Part of a data file
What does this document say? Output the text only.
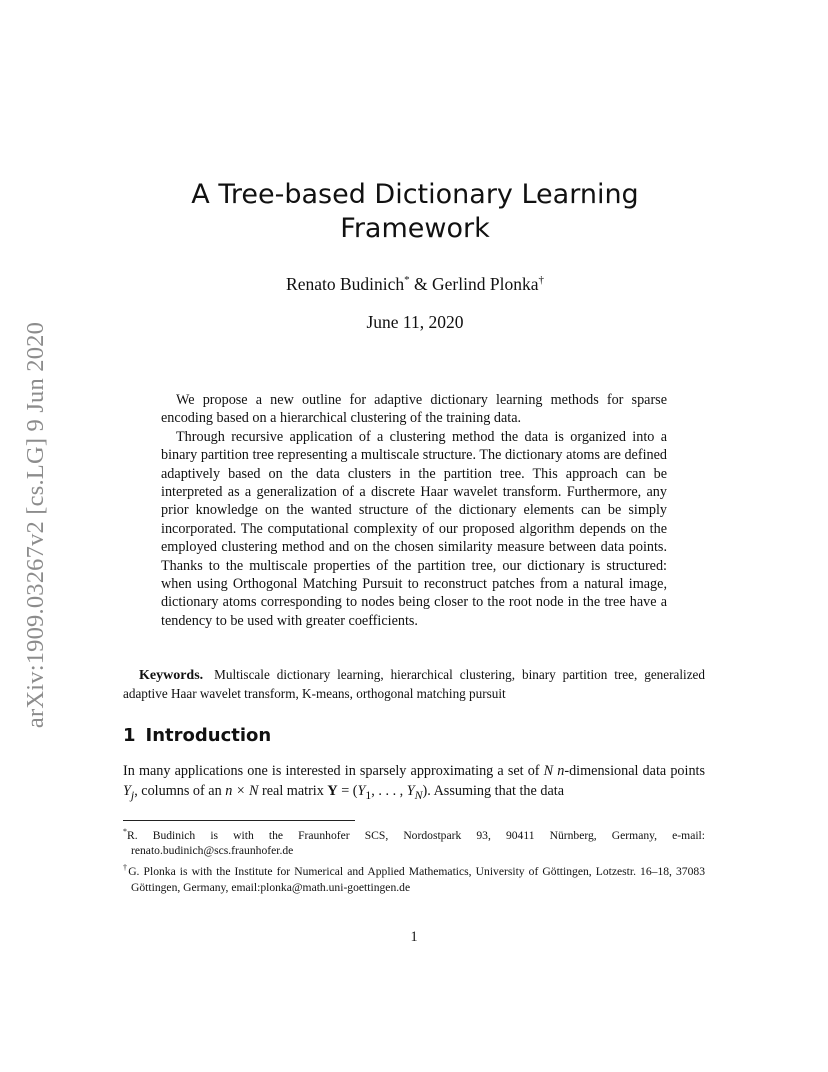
arXiv:1909.03267v2 [cs.LG] 9 Jun 2020
A Tree-based Dictionary Learning
Framework
Renato Budinich* & Gerlind Plonka†
June 11, 2020

We propose a new outline for adaptive dictionary learning methods for sparse encoding based on a hierarchical clustering of the training data.

Through recursive application of a clustering method the data is organized into a binary partition tree representing a multiscale structure. The dictionary atoms are defined adaptively based on the data clusters in the partition tree. This approach can be interpreted as a generalization of a discrete Haar wavelet transform. Furthermore, any prior knowledge on the wanted structure of the dictionary elements can be simply incorporated. The computational complexity of our proposed algorithm depends on the employed clustering method and on the chosen similarity measure between data points. Thanks to the multiscale properties of the partition tree, our dictionary is structured: when using Orthogonal Matching Pursuit to reconstruct patches from a natural image, dictionary atoms corresponding to nodes being closer to the root node in the tree have a tendency to be used with greater coefficients.

Keywords. Multiscale dictionary learning, hierarchical clustering, binary partition tree, generalized adaptive Haar wavelet transform, K-means, orthogonal matching pursuit
1 Introduction
In many applications one is interested in sparsely approximating a set of N n-dimensional data points $Y_j$, columns of an n × N real matrix $Y = (Y_1$, . . . , $Y_N$). Assuming that the data

*R. Budinich is with the Fraunhofer SCS, Nordostpark 93, 90411 Nürnberg, Germany, e-mail: renato.budinich@scs.fraunhofer.de

†G. Plonka is with the Institute for Numerical and Applied Mathematics, University of Göttingen, Lotzestr. 16–18, 37083 Göttingen, Germany, email:plonka@math.uni-goettingen.de

1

WHAT IS BEING ASKED:
Copy everything in the records above except the pictures, exactly as written.

EXERCISE OUTPUT:
What does this document say? Output the text only.
arXiv:1909.03267v2 [cs.LG] 9 Jun 2020
A Tree-based Dictionary Learning
Framework
Renato Budinich* & Gerlind Plonka†
June 11, 2020

We propose a new outline for adaptive dictionary learning methods for sparse encoding based on a hierarchical clustering of the training data.

Through recursive application of a clustering method the data is organized into a binary partition tree representing a multiscale structure. The dictionary atoms are defined adaptively based on the data clusters in the partition tree. This approach can be interpreted as a generalization of a discrete Haar wavelet transform. Furthermore, any prior knowledge on the wanted structure of the dictionary elements can be simply incorporated. The computational complexity of our proposed algorithm depends on the employed clustering method and on the chosen similarity measure between data points. Thanks to the multiscale properties of the partition tree, our dictionary is structured: when using Orthogonal Matching Pursuit to reconstruct patches from a natural image, dictionary atoms corresponding to nodes being closer to the root node in the tree have a tendency to be used with greater coefficients.

Keywords. Multiscale dictionary learning, hierarchical clustering, binary partition tree, generalized adaptive Haar wavelet transform, K-means, orthogonal matching pursuit
1 Introduction
In many applications one is interested in sparsely approximating a set of N n-dimensional data points $Y_j$, columns of an n × N real matrix $Y = (Y_1$, . . . , $Y_N$). Assuming that the data

*R. Budinich is with the Fraunhofer SCS, Nordostpark 93, 90411 Nürnberg, Germany, e-mail: renato.budinich@scs.fraunhofer.de

†G. Plonka is with the Institute for Numerical and Applied Mathematics, University of Göttingen, Lotzestr. 16–18, 37083 Göttingen, Germany, email:plonka@math.uni-goettingen.de

1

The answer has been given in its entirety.